_Extracted records_.
◆ ◆ ◆ ◆

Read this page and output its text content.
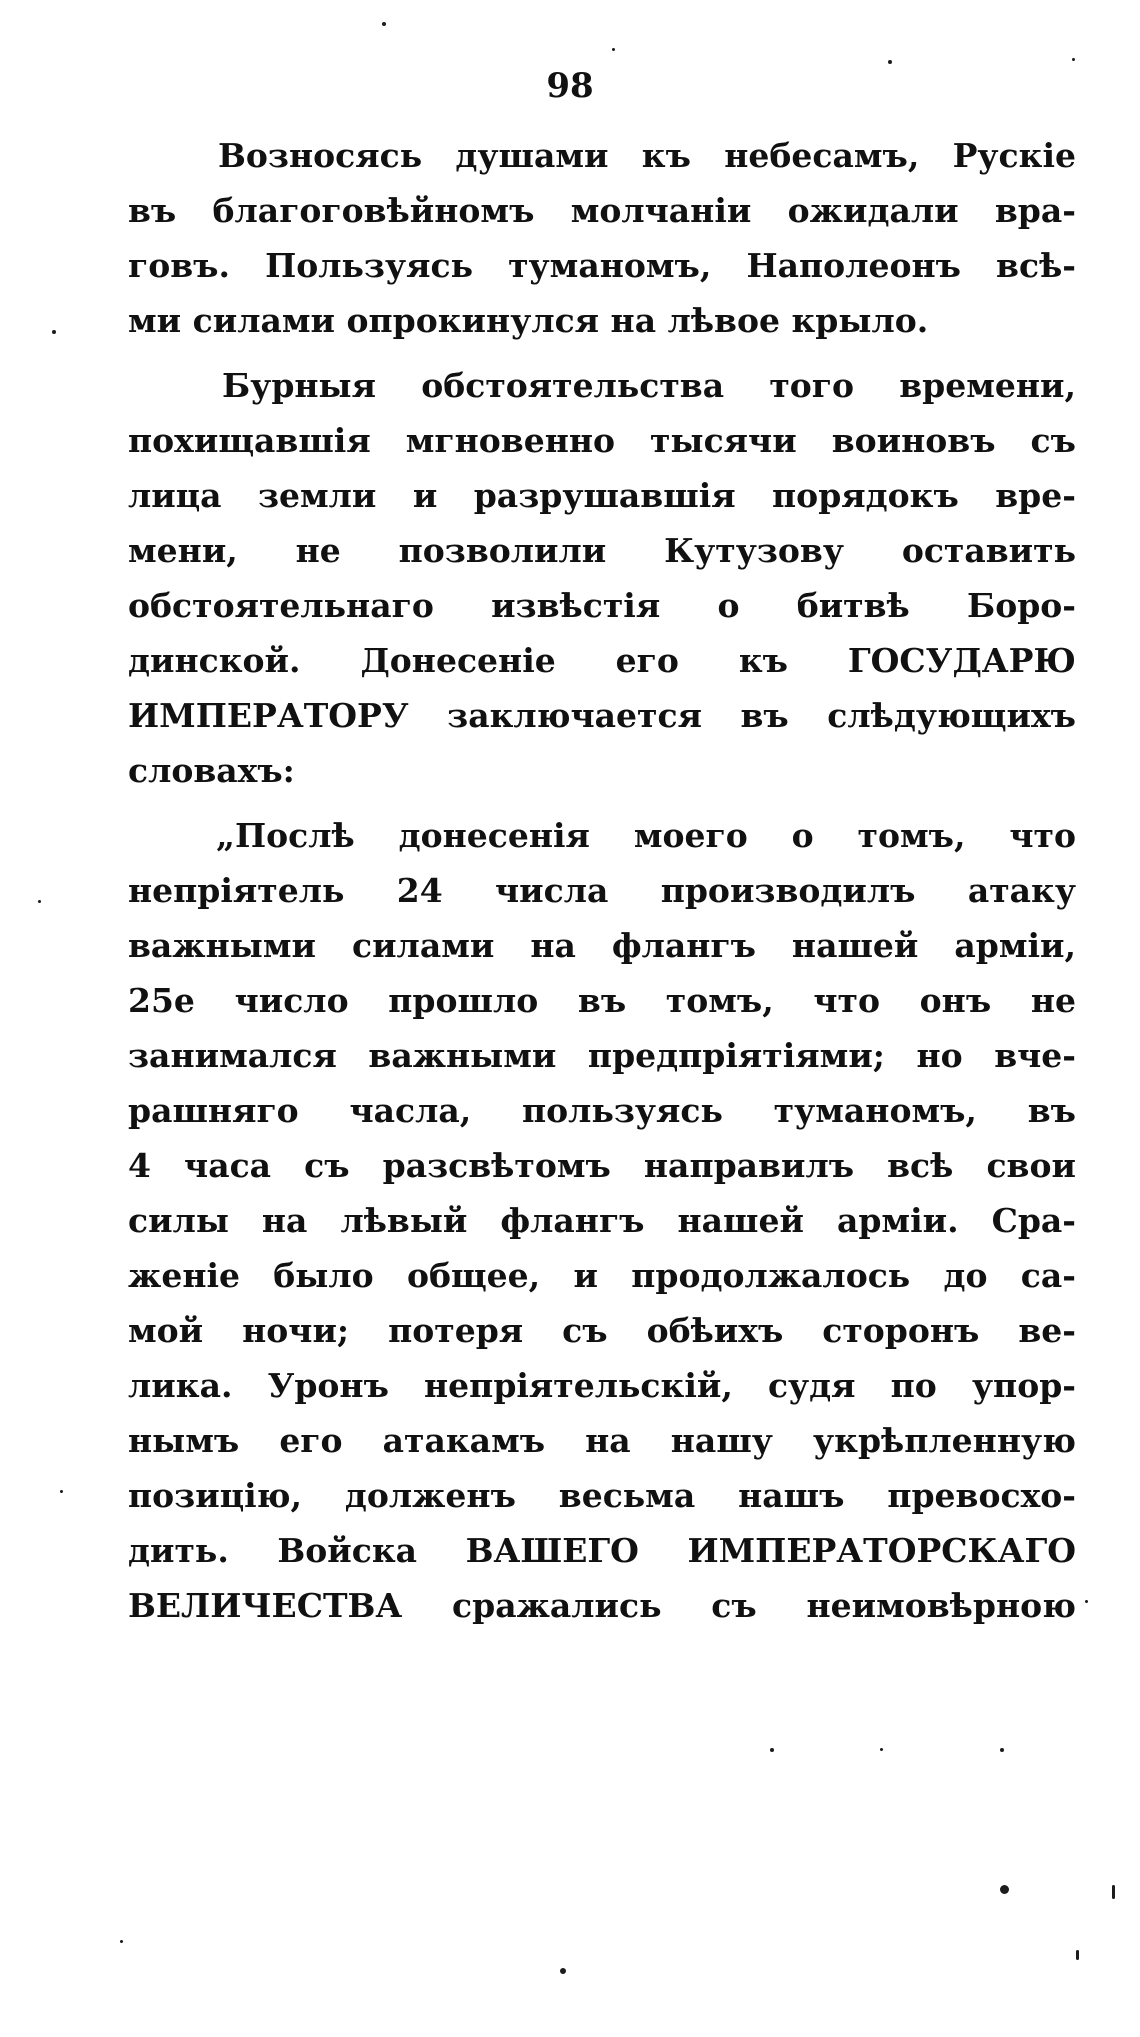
98
Возносясь душами къ небесамъ, Рускіе
въ благоговѣйномъ молчаніи ожидали вра-
говъ. Пользуясь туманомъ, Наполеонъ всѣ-
ми силами опрокинулся на лѣвое крыло.
Бурныя обстоятельства того времени,
похищавшія мгновенно тысячи воиновъ съ
лица земли и разрушавшія порядокъ вре-
мени, не позволили Кутузову оставить
обстоятельнаго извѣстія о битвѣ Боро-
динской. Донесеніе его къ ГОСУДАРЮ
ИМПЕРАТОРУ заключается въ слѣдующихъ
словахъ:
„Послѣ донесенія моего о томъ, что
непріятель 24 числа производилъ атаку
важными силами на флангъ нашей арміи,
25е число прошло въ томъ, что онъ не
занимался важными предпріятіями; но вче-
рашняго часла, пользуясь туманомъ, въ
4 часа съ разсвѣтомъ направилъ всѣ свои
силы на лѣвый флангъ нашей арміи. Сра-
женіе было общее, и продолжалось до са-
мой ночи; потеря съ обѣихъ сторонъ ве-
лика. Уронъ непріятельскій, судя по упор-
нымъ его атакамъ на нашу укрѣпленную
позицію, долженъ весьма нашъ превосхо-
дить. Войска ВАШЕГО ИМПЕРАТОРСКАГО
ВЕЛИЧЕСТВА сражались съ неимовѣрною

◆ ◆ ◆ ◆

Among the lines of the data, identify those with the word "арміи". Copy each of them.

важными силами на флангъ нашей арміи,
силы на лѣвый флангъ нашей арміи. Сра-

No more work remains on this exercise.